[Dataset entries]
::::

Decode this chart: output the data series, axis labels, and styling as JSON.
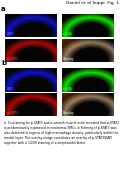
{
  "header": "Daniel et al Suppl. Fig. 1",
  "header_fontsize": 3.2,
  "panel_a_label": "a",
  "panel_b_label": "b",
  "panel_label_fontsize": 5,
  "labels_a": [
    "DAPI",
    "α-SMA",
    "p-STAT3",
    "Overlay"
  ],
  "labels_b": [
    "DAPI",
    "α-SMA",
    "p-STAT3",
    "Overlay"
  ],
  "label_colors": [
    "#5577ff",
    "#44ff44",
    "#ff4444",
    "#ffffff"
  ],
  "caption": "a  Co-staining for p-STAT3 and α-smooth muscle actin revealed that p-STAT3 is predominantly expressed in neointimal SMCs. b Staining of p-STAT3 was also detected in regions of high macrophage density, particularly within the medial layer. The overlay image constitutes an overlay of p-STAT3/DAPI together with a 1/200 staining of α-streptavidin biotin.",
  "caption_fontsize": 2.2,
  "bg_color": "#ffffff"
}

::::

Instruction — Repeat each entry exactly as given; no pictures belong in the copy.

Answer to this exercise —
Decode this chart: output the data series, axis labels, and styling as JSON.
{
  "header": "Daniel et al Suppl. Fig. 1",
  "header_fontsize": 3.2,
  "panel_a_label": "a",
  "panel_b_label": "b",
  "panel_label_fontsize": 5,
  "labels_a": [
    "DAPI",
    "α-SMA",
    "p-STAT3",
    "Overlay"
  ],
  "labels_b": [
    "DAPI",
    "α-SMA",
    "p-STAT3",
    "Overlay"
  ],
  "label_colors": [
    "#5577ff",
    "#44ff44",
    "#ff4444",
    "#ffffff"
  ],
  "caption": "a  Co-staining for p-STAT3 and α-smooth muscle actin revealed that p-STAT3 is predominantly expressed in neointimal SMCs. b Staining of p-STAT3 was also detected in regions of high macrophage density, particularly within the medial layer. The overlay image constitutes an overlay of p-STAT3/DAPI together with a 1/200 staining of α-streptavidin biotin.",
  "caption_fontsize": 2.2,
  "bg_color": "#ffffff"
}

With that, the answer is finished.